Laudato Si Sunday reflection: Indifference or making a difference?

Today's reflection is brought to you by
Luke 13: 1-9.

We know,
O Lord,
that the people killed by Cyclone Idai in Mozambique,
are not worse sinners
than we are.

We know that those who died
in the floods of Malawi and Zimbabwe
are not worse offenders
than anyone else on our planet.

We shouldn't be indifferent to these events.

We are all your children,
just as they are.

None of us are perfect.

But all of us
are called
to change
our lives,
from excess
to simplicity,
to reduce our impact on our earth
so that our sisters and brothers
who live
where the effects of climate change are strongest
have half a chance.

So that we all have half a chance.

And all of us
are called
to change
our hearts,
to turn from fear and indifference
to loving action
so that our sisters and brothers
all over the globe
can live
in peace and sufficiency.

You are the Master Gardener.

You see our barren branches,
our sins and shortcomings,
and still you give us
another chance.

May your tender care
help us
to change our lives and hearts
so that we may also offer
your tender care
to those who need it most.

+Amen.

* * * * * * *

Cyclone Idai has been very much on my mind as I reread the sections on Global Inequality (paragraphs 48-52) for this week's reflection on Laudato Si: On Care for Our Common Home (they can be accessed by clicking here.) As usual, they are packed with ideas worth noting and discussing.

When I began studying (and practicing) voluntary simplicity, the fact that a lifestyle like mine is lived by only the top 8-12% of the world's population hit me like a ton of bricks. You could say that I finally began to wake up to the way that my life was depleting the lives of those in the developing world. "Both everyday experience and scientific research show that the gravest effects of all attacks on the environment are suffered by the poorest," as the pastoral letter of the Bolivian Bishops quoted in paragraph 48 notes -- and the worst damage to the environment arises out of our throwaway consumerism which depletes and pollutes places far from our sight, often in the Global South.

What's even worse is that these effects "are insufficiently represented on global agendas" to the point that most of us go through our days without giving much thought to our brothers and sisters in developing countries (the other 88-92% of  world population) whose lives are negatively impacted by our consumer demands. Except maybe when we see news reports like the ones from Mozambique this week.

Paragraph 49 begins by stating that "there is little in the way of clear awareness of problems which especially affect the excluded... one often has the impression that their problems are brought up as an afterthought... or... treated merely as collateral damage." Our brothers and sisters in the developing world are paying for the "lifestyles of the rich and famous" -- and those like me -- with the resources of their already impoverished countries. In the meantime, climate change is causing cyclones like Idai, flooding here, droughts and fires there.

Pope Francis nails it when he says: "...we have to realize that a true ecological approach always becomes a social approach; it must integrate questions of justice in debates on the environment, so as to hear both the cry of the earth and the cry of the poor" (paragraph 49). Have you heard the cries of the poor this week on the news? I am happy to see that Caritas Internationalis has a page for donations to help those in Mozambique, and I suspect Development and Peace is working on something similar.

Data excerpts |
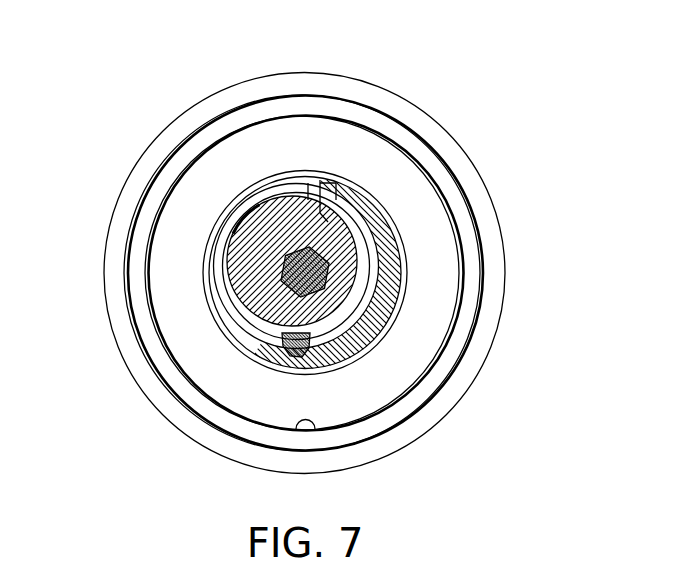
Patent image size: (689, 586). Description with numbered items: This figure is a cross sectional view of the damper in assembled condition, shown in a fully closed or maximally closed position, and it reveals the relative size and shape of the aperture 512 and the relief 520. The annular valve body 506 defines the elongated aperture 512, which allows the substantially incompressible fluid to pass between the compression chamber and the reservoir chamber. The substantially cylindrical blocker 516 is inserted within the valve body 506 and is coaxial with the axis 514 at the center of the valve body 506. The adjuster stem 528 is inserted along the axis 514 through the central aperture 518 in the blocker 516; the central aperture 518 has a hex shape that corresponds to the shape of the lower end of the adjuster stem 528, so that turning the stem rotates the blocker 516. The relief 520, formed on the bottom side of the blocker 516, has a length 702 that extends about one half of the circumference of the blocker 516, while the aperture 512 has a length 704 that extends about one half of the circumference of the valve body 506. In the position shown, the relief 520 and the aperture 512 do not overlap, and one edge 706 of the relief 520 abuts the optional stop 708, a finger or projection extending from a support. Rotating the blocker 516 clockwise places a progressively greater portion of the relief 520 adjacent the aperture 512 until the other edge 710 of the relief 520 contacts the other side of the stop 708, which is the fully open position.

The aperture 512 is at (232, 217).
The axis 514 is at (296, 247).
The blocker 516 is at (320, 197).
The central aperture 518 is at (283, 294).
The relief 520 is at (356, 233).
The valve body 506 is at (388, 283).
The adjuster stem 528 is at (362, 358).
The length 702 is at (368, 305).
The length 704 is at (290, 200).
The edge 706 is at (268, 340).
The stop 708 is at (306, 358).
The edge 710 is at (333, 178).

Exercises to complete |
1 – In the Laudato Si reflection, which paragraphs make up the sections on Global Inequality?
2 – Write the next part of the Laudato Si reflection on Cyclone Idai and global inequality, picking up after its last sentence.

Expected responses |
1 – Paragraphs 48-52.

2 –
The Holy Father and his writing team also note that "attention needs to be paid to imbalances in population density on both national and global levels, since a rise in consumption would lead to complex regional situations, as a result of the interplay between problems linked to environmental pollution, transport, waste treatment, loss of resources and quality of life" (paragraph 50).

Paragraph 51 clearly lays out the biggest problem -- the fact that the Global North's appetite for the planet's resources is huge in comparison to the Global South's, but it's the South that is feeling the worst effects -- environmental devastation through pollution, climate change, and the North's habit of exporting waste to the South (I read several reports this week on North American plastic waste being dumped in Malaysia because there's just too much to recycle).

Paragraph 52 points out that "The land of the southern poor is rich and mostly unpolluted, yet access to the ownership of goods and resources for meeting vital needs is inhibited by a system of commercial relationships and ownership which is structurally perverse." The rules are stacked against them. But Pope Francis wants us to change the rules, calling the northern rich to help pay ecological and social debt "by significantly limiting [our] consumption of non-renewable energy and by assisting poorer countries to support policies and programmes of sustainable development."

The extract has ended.